_SHORT TASK_. Scan the records below for lines with the word "Equity", then state how many you find and nothing else.
[begin DATASET EXCERPTS]
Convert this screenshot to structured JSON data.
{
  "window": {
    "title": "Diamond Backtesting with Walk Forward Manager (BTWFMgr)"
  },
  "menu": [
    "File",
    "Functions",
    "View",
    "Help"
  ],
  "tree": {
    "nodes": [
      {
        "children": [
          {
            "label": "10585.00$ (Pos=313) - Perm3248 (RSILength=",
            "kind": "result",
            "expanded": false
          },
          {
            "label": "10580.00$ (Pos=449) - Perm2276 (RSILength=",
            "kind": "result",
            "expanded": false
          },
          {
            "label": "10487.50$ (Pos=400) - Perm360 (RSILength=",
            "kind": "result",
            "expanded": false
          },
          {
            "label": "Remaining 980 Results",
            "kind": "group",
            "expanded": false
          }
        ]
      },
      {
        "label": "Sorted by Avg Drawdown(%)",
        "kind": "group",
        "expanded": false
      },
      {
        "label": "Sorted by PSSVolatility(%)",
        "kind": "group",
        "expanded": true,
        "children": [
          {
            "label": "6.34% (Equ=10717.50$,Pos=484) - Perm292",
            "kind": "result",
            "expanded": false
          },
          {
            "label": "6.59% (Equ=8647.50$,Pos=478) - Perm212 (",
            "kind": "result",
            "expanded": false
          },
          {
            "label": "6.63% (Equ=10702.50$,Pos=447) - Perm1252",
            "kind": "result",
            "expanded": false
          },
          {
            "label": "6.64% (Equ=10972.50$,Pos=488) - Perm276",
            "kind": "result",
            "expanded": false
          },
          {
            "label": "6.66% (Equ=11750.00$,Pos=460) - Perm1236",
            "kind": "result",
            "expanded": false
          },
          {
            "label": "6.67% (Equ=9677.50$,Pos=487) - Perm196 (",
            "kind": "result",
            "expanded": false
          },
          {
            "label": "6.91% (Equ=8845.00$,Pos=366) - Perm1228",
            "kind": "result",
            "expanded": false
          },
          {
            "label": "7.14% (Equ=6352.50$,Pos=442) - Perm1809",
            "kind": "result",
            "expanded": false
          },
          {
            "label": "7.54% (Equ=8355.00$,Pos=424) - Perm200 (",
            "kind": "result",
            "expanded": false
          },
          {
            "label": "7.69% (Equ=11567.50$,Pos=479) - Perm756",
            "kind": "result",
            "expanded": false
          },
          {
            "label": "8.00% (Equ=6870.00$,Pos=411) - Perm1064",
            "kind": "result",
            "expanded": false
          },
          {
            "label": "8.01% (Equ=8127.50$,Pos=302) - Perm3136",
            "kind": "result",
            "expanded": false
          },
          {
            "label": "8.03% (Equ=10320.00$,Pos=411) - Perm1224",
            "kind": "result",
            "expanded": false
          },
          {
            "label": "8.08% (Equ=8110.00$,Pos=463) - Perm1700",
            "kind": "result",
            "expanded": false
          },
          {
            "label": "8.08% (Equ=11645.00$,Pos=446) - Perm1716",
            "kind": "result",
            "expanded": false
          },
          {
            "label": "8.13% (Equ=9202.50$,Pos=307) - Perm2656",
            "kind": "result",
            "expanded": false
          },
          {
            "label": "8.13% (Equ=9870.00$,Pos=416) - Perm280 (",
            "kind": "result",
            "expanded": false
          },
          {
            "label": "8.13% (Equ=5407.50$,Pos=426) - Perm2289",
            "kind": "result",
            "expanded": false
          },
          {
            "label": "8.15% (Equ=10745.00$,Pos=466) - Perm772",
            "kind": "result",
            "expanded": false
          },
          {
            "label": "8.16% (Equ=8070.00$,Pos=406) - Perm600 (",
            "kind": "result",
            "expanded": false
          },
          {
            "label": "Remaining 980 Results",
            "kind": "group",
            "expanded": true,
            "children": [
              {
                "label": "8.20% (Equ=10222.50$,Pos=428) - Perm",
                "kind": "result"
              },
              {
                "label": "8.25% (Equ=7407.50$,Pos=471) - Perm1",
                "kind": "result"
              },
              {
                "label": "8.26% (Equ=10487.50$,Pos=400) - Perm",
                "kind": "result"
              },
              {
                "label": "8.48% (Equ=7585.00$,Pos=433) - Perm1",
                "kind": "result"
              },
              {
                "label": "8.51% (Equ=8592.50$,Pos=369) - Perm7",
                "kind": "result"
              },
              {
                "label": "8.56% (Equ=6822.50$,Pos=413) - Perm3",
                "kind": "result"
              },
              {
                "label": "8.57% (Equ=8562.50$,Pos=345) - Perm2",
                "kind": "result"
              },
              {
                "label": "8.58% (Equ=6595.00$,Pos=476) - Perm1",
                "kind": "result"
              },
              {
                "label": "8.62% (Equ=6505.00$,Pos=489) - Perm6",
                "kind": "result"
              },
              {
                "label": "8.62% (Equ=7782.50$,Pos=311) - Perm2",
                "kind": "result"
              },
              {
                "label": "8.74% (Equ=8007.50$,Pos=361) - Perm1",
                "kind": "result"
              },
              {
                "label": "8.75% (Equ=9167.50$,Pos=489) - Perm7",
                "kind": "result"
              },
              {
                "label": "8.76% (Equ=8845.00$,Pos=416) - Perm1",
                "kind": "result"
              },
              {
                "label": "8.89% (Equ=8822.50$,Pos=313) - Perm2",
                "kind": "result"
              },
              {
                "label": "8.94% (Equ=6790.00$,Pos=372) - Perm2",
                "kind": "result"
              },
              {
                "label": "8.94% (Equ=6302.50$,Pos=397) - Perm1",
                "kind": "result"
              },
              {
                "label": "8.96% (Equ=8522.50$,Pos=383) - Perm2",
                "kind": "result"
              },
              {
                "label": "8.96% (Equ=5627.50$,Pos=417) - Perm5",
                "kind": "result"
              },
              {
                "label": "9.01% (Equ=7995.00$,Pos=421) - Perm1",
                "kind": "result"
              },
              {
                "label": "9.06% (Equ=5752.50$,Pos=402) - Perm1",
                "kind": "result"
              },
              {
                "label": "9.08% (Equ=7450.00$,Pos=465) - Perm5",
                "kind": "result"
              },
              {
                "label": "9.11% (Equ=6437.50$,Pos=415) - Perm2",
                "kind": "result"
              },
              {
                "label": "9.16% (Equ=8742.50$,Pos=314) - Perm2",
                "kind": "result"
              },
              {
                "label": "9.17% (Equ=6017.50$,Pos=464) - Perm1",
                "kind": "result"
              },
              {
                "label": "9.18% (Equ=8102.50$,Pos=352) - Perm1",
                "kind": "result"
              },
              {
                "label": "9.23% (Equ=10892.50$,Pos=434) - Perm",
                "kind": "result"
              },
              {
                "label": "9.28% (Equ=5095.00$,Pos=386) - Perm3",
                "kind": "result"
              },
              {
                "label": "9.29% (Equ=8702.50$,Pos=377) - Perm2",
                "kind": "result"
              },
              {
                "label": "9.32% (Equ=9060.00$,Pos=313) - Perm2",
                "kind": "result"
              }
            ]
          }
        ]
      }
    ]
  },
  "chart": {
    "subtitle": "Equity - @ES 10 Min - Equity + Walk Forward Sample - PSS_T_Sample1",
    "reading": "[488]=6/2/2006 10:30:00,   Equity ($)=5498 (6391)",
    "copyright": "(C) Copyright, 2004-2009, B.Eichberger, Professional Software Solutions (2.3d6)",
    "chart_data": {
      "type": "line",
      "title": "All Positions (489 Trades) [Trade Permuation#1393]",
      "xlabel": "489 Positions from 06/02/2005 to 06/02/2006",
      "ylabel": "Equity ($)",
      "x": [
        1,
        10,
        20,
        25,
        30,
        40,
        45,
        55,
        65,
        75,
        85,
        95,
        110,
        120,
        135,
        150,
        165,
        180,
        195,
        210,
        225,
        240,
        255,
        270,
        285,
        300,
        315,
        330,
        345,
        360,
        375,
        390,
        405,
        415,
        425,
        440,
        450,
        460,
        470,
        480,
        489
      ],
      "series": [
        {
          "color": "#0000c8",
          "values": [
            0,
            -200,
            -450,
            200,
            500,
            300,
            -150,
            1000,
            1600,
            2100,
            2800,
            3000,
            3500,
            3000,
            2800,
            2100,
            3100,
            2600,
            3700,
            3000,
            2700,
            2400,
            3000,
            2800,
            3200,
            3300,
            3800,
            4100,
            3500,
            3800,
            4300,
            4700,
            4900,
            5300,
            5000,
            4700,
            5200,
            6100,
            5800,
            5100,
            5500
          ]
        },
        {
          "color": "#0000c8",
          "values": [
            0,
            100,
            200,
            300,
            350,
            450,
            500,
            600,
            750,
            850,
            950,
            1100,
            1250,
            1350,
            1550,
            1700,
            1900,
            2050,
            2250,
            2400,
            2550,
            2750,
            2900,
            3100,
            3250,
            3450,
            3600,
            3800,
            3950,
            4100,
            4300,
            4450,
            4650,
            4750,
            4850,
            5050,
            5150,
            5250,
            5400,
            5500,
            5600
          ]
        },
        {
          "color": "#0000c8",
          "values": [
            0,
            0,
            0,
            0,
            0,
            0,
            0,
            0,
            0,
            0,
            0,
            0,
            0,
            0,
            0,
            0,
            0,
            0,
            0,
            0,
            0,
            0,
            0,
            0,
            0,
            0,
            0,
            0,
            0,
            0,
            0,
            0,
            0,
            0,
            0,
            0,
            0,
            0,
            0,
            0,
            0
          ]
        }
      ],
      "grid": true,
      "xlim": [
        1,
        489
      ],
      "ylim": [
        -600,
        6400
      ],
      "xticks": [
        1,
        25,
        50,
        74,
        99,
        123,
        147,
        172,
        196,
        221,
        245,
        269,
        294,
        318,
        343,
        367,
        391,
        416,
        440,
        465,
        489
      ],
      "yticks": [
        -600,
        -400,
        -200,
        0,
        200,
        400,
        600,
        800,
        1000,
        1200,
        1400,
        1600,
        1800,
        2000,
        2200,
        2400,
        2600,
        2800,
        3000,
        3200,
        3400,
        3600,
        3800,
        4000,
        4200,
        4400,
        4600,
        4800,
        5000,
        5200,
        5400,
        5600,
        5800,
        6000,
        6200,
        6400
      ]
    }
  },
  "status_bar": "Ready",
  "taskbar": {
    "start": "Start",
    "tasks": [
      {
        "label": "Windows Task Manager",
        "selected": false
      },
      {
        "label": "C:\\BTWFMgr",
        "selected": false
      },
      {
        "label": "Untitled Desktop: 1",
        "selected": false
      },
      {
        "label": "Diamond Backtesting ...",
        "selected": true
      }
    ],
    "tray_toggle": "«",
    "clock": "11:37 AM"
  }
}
[end DATASET EXCERPTS]
_CORRECT ANSWER_. 3